_Exercise goal:_ Wherever the word "包括竹集成材地板" shows up in a line, please copy that line.

Stored records
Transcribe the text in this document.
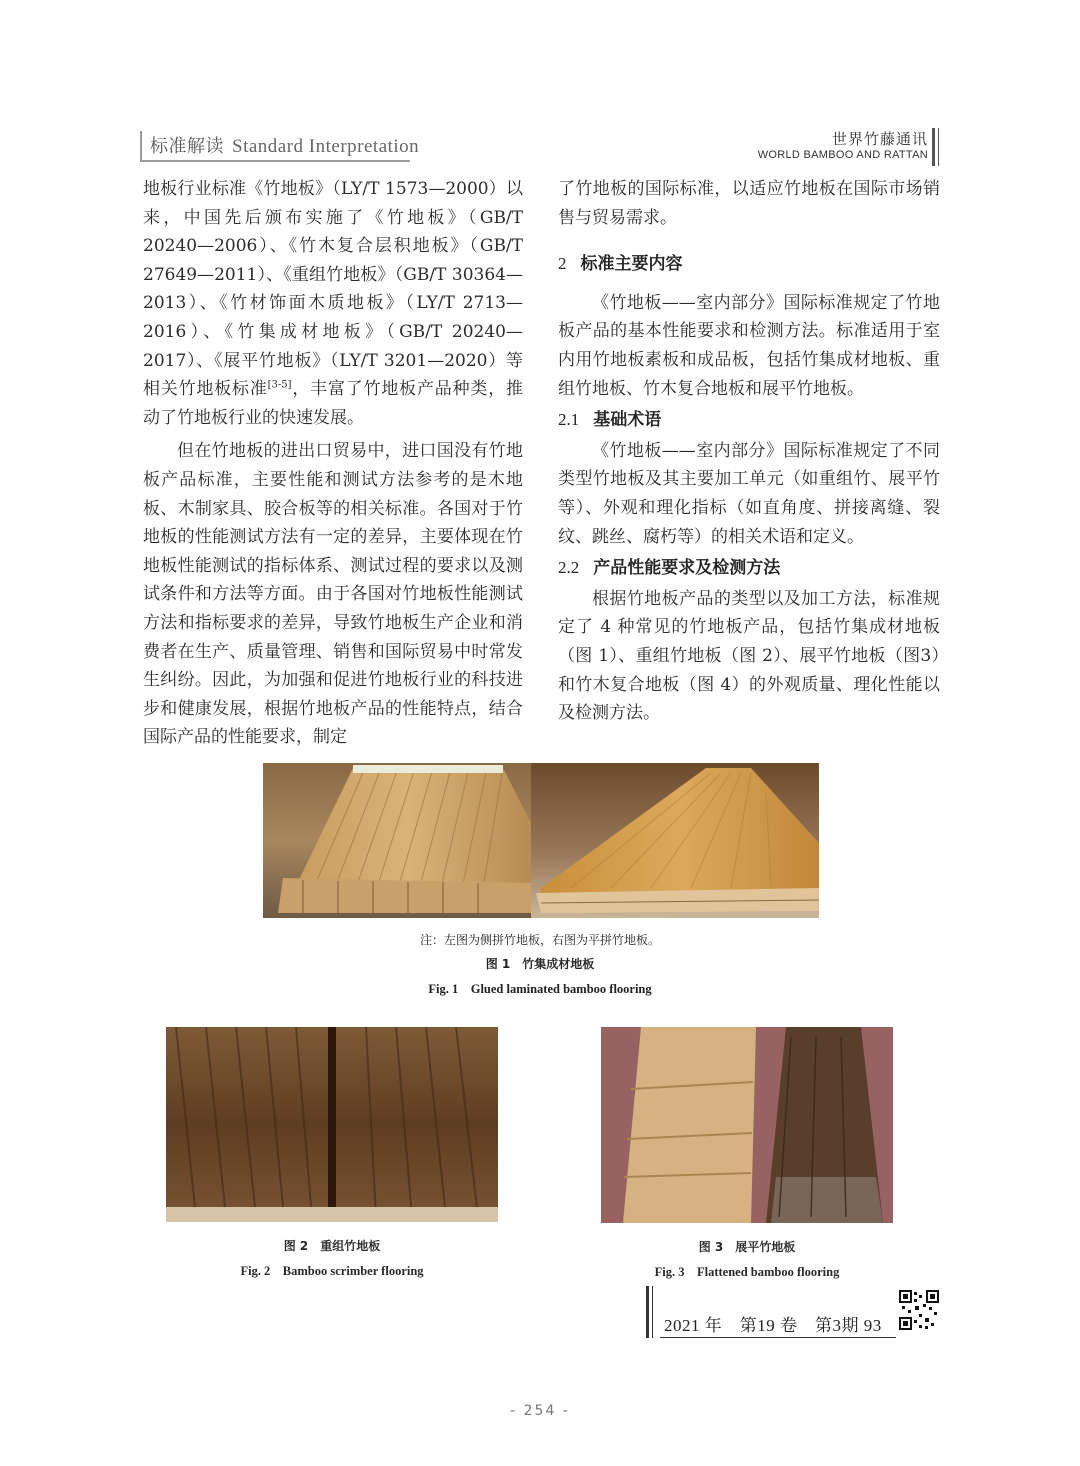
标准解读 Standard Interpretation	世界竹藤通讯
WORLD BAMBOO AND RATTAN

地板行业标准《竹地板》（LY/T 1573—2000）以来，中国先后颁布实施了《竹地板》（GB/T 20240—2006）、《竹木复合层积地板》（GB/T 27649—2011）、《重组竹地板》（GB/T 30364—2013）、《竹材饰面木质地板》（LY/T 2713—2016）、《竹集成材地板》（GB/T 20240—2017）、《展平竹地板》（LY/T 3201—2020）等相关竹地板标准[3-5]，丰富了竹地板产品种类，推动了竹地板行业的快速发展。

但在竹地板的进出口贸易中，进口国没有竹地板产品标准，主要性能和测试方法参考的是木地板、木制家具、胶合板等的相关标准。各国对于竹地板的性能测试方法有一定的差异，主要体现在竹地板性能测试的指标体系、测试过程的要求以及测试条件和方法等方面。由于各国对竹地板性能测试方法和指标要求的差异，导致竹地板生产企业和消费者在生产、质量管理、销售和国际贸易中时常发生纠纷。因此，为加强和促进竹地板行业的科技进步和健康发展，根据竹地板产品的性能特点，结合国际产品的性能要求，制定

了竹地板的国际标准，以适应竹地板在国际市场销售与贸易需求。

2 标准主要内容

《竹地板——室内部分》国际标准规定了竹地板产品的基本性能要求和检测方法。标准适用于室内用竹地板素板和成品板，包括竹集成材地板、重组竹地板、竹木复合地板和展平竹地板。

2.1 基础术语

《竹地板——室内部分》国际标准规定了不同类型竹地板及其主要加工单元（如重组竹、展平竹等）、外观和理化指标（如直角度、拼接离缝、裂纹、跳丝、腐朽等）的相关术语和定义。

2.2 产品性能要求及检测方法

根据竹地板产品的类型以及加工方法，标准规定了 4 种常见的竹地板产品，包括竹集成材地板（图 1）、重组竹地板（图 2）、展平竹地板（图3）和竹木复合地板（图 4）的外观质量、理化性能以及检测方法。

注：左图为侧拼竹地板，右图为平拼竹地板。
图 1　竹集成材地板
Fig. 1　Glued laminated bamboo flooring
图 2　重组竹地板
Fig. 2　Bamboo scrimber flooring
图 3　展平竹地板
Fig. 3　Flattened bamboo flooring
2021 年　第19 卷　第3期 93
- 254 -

_Task result:_
《竹地板——室内部分》国际标准规定了竹地板产品的基本性能要求和检测方法。标准适用于室内用竹地板素板和成品板，包括竹集成材地板、重组竹地板、竹木复合地板和展平竹地板。
根据竹地板产品的类型以及加工方法，标准规定了 4 种常见的竹地板产品，包括竹集成材地板（图 1）、重组竹地板（图 2）、展平竹地板（图3）和竹木复合地板（图 4）的外观质量、理化性能以及检测方法。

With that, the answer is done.